SHORT EXERCISE: Pull out every line with the word "through" from the entries below.

MATERIAL PROVIDED:
========
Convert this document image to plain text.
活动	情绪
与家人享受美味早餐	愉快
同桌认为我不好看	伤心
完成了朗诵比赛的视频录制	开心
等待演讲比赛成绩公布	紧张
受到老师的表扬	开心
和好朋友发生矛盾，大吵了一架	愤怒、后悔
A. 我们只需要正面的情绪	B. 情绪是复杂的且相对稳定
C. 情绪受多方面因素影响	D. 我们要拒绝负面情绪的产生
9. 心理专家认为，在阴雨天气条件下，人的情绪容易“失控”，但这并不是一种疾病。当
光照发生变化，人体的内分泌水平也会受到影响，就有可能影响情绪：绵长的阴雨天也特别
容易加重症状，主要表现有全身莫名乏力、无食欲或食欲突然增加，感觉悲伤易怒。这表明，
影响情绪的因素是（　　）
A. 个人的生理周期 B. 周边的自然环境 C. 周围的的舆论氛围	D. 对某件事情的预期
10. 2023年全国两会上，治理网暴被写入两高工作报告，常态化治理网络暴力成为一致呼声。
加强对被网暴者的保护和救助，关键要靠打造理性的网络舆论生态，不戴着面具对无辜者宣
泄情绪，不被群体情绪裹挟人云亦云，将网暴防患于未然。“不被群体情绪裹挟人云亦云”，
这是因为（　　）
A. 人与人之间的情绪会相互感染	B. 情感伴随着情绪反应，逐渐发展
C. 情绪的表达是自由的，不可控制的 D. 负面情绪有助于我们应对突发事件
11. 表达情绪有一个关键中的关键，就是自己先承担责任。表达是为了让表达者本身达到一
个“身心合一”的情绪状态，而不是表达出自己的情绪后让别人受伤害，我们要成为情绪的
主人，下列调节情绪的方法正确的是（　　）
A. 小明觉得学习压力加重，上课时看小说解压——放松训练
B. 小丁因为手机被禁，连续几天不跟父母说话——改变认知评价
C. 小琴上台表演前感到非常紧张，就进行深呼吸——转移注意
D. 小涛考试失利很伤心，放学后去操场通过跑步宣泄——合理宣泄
========
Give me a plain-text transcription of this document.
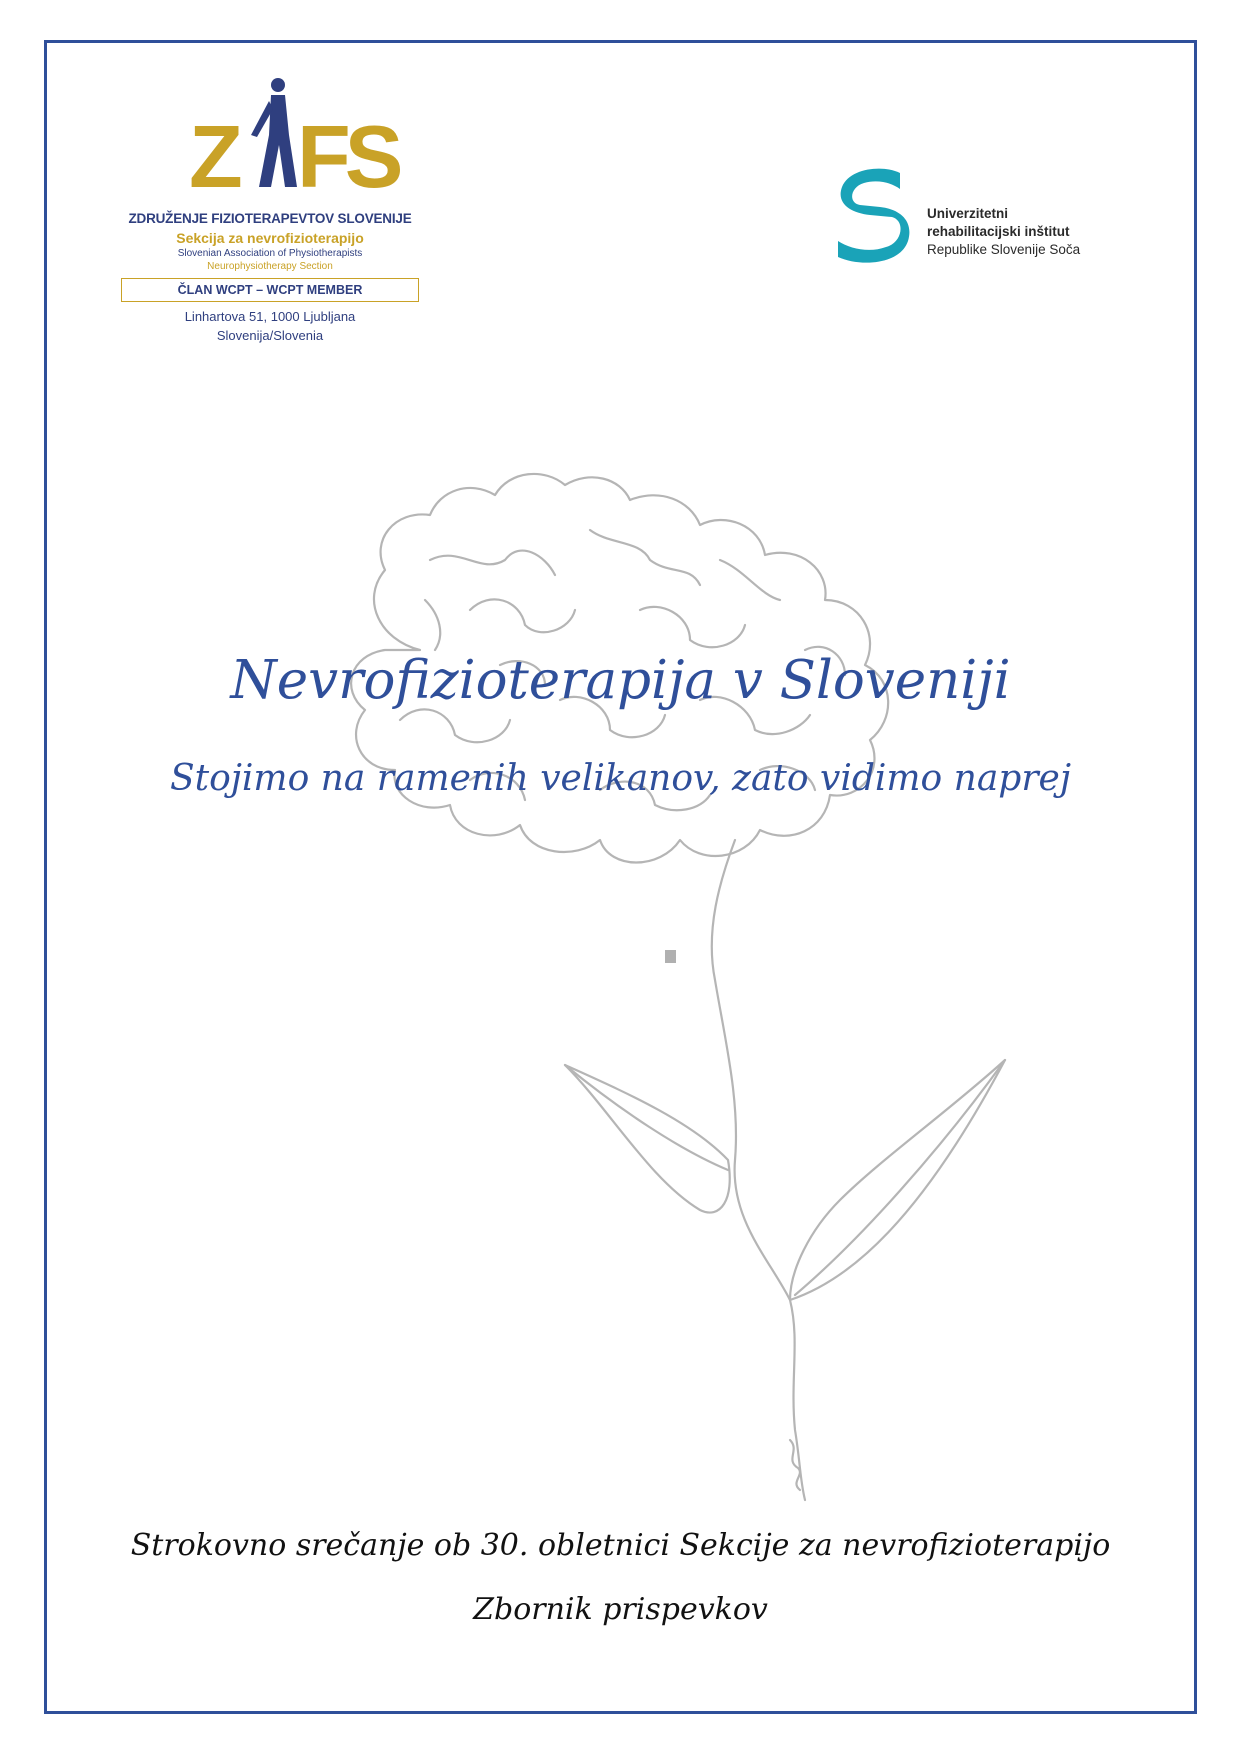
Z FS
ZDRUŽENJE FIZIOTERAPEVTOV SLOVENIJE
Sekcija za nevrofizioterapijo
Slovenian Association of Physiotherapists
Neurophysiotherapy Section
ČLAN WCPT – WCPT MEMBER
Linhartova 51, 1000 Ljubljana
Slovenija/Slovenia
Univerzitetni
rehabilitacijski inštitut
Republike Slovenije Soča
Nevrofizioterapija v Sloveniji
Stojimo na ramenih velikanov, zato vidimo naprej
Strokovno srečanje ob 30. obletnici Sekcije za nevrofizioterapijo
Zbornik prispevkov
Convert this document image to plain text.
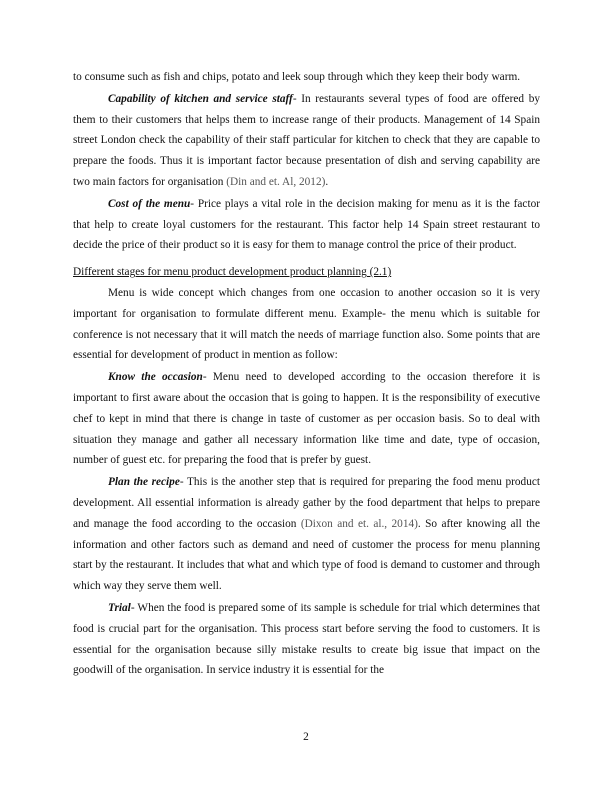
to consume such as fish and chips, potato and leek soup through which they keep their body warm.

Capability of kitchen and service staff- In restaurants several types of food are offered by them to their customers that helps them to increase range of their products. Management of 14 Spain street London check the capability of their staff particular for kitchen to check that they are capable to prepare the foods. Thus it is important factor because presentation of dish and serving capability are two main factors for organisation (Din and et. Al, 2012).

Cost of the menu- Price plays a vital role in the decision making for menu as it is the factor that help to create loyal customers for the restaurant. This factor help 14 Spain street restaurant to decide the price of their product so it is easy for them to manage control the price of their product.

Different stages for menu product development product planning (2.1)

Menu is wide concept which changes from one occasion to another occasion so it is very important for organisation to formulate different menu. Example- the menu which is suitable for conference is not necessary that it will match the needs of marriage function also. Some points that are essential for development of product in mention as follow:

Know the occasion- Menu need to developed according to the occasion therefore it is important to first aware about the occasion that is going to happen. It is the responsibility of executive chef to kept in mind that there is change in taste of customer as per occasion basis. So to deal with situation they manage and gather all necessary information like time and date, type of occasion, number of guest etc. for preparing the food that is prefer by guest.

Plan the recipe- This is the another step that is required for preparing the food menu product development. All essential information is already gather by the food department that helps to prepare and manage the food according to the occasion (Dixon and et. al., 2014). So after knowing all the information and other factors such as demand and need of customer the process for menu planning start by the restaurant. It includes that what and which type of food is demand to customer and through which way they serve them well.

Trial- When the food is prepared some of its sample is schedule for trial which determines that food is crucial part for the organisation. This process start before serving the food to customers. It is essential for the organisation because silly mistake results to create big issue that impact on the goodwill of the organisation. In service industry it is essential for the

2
========
TASK ANSWER:
to consume such as fish and chips, potato and leek soup through which they keep their body warm.
Plan the recipe- This is the another step that is required for preparing the food menu product development. All essential information is already gather by the food department that helps to prepare and manage the food according to the occasion (Dixon and et. al., 2014). So after knowing all the information and other factors such as demand and need of customer the process for menu planning start by the restaurant. It includes that what and which type of food is demand to customer and through which way they serve them well.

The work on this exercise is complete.